__Stored records__
· · · · ·

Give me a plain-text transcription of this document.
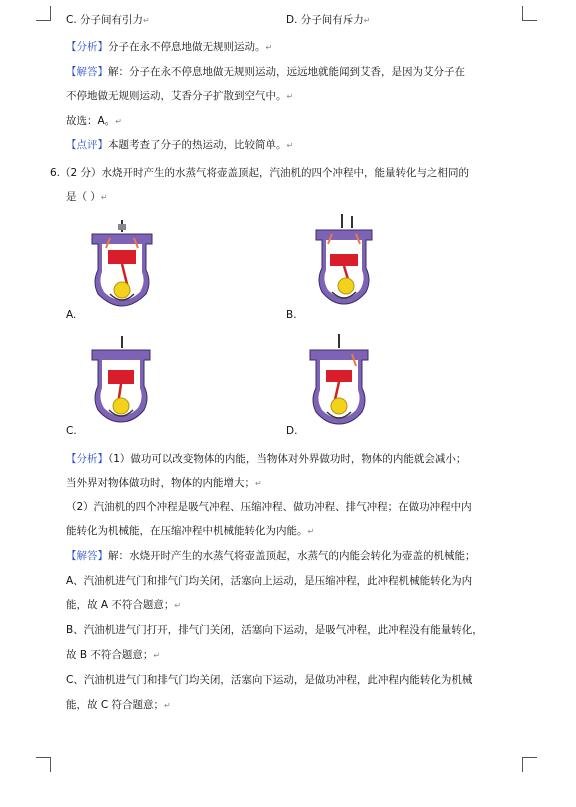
C. 分子间有引力↵	D. 分子间有斥力↵
【分析】分子在永不停息地做无规则运动。↵
【解答】解：分子在永不停息地做无规则运动，远远地就能闻到艾香，是因为艾分子在
不停地做无规则运动，艾香分子扩散到空气中。↵
故选：A。↵
【点评】本题考查了分子的热运动，比较简单。↵
6.（2 分）水烧开时产生的水蒸气将壶盖顶起，汽油机的四个冲程中，能量转化与之相同的
是（ ）↵
A.	B.
C.	D.
【分析】（1）做功可以改变物体的内能，当物体对外界做功时，物体的内能就会减小；
当外界对物体做功时，物体的内能增大；↵
（2）汽油机的四个冲程是吸气冲程、压缩冲程、做功冲程、排气冲程；在做功冲程中内
能转化为机械能，在压缩冲程中机械能转化为内能。↵
【解答】解：水烧开时产生的水蒸气将壶盖顶起，水蒸气的内能会转化为壶盖的机械能；
A、汽油机进气门和排气门均关闭，活塞向上运动，是压缩冲程，此冲程机械能转化为内
能，故 A 不符合题意；↵
B、汽油机进气门打开，排气门关闭，活塞向下运动，是吸气冲程，此冲程没有能量转化，
故 B 不符合题意；↵
C、汽油机进气门和排气门均关闭，活塞向下运动，是做功冲程，此冲程内能转化为机械
能，故 C 符合题意；↵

· · · · ·

__Exercise requirements__
Except for the pictures, copy every line of the records above exactly.

__Final result__
Give me a plain-text transcription of this document.
C. 分子间有引力↵	D. 分子间有斥力↵
【分析】分子在永不停息地做无规则运动。↵
【解答】解：分子在永不停息地做无规则运动，远远地就能闻到艾香，是因为艾分子在
不停地做无规则运动，艾香分子扩散到空气中。↵
故选：A。↵
【点评】本题考查了分子的热运动，比较简单。↵
6.（2 分）水烧开时产生的水蒸气将壶盖顶起，汽油机的四个冲程中，能量转化与之相同的
是（ ）↵
A.	B.
C.	D.
【分析】（1）做功可以改变物体的内能，当物体对外界做功时，物体的内能就会减小；
当外界对物体做功时，物体的内能增大；↵
（2）汽油机的四个冲程是吸气冲程、压缩冲程、做功冲程、排气冲程；在做功冲程中内
能转化为机械能，在压缩冲程中机械能转化为内能。↵
【解答】解：水烧开时产生的水蒸气将壶盖顶起，水蒸气的内能会转化为壶盖的机械能；
A、汽油机进气门和排气门均关闭，活塞向上运动，是压缩冲程，此冲程机械能转化为内
能，故 A 不符合题意；↵
B、汽油机进气门打开，排气门关闭，活塞向下运动，是吸气冲程，此冲程没有能量转化，
故 B 不符合题意；↵
C、汽油机进气门和排气门均关闭，活塞向下运动，是做功冲程，此冲程内能转化为机械
能，故 C 符合题意；↵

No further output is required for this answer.